*** THE RECORDS Section Begins ***

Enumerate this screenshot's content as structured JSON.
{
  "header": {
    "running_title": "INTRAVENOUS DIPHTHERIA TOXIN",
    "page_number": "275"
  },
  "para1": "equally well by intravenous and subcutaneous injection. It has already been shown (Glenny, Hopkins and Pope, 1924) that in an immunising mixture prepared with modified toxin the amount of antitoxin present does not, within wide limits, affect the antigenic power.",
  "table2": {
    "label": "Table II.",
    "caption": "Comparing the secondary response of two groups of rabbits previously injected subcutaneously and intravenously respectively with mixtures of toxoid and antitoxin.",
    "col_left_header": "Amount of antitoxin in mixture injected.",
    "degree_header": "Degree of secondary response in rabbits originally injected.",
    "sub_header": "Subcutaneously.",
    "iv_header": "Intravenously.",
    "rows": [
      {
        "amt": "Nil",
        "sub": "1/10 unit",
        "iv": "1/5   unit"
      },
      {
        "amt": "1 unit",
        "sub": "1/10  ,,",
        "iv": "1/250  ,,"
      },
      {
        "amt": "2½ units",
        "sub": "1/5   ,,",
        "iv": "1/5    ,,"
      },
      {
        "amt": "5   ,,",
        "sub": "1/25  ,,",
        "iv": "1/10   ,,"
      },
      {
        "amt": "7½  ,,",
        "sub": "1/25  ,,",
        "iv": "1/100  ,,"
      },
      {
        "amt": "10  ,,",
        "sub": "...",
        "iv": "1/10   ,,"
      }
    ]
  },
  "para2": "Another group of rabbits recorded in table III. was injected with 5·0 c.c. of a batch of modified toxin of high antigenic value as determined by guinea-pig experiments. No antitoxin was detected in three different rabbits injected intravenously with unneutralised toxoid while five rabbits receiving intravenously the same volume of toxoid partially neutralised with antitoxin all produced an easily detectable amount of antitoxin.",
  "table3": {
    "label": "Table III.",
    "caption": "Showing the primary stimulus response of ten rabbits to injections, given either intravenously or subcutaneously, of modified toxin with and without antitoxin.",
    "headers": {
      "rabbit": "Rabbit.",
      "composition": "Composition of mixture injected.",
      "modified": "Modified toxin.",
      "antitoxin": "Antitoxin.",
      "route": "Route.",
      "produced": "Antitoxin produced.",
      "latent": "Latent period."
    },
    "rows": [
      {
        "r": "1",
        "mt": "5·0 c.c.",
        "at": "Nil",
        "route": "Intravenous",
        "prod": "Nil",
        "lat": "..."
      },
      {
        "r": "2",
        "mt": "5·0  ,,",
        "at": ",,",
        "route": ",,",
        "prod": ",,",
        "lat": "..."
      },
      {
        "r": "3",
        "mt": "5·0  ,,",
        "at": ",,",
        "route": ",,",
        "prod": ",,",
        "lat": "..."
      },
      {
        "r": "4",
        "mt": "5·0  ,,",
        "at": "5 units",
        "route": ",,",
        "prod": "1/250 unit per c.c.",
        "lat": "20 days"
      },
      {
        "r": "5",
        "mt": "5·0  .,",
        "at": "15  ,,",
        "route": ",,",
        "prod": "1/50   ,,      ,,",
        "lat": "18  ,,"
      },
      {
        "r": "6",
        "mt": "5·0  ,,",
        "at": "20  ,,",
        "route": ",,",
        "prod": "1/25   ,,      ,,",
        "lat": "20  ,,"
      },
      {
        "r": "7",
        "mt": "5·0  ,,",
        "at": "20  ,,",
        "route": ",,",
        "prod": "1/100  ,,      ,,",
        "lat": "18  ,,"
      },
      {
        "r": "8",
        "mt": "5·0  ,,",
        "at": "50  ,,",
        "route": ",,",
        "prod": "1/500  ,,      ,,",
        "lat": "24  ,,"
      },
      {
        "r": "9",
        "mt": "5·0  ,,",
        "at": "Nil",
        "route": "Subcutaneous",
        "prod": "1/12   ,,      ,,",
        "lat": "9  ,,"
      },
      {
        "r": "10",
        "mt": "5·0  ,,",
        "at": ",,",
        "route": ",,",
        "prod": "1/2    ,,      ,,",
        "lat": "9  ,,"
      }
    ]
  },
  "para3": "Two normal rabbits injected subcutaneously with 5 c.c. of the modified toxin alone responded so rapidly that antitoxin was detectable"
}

*** THE RECORDS Section Ends ***

- INSTRUCTIONS FOR THE TASK -
List the lines of the records where "that" occurs.

- RESULT OF THIS EXERCISE -
  "para1": "equally well by intravenous and subcutaneous injection. It has already been shown (Glenny, Hopkins and Pope, 1924) that in an immunising mixture prepared with modified toxin the amount of antitoxin present does not, within wide limits, affect the antigenic power.",
  "para3": "Two normal rabbits injected subcutaneously with 5 c.c. of the modified toxin alone responded so rapidly that antitoxin was detectable"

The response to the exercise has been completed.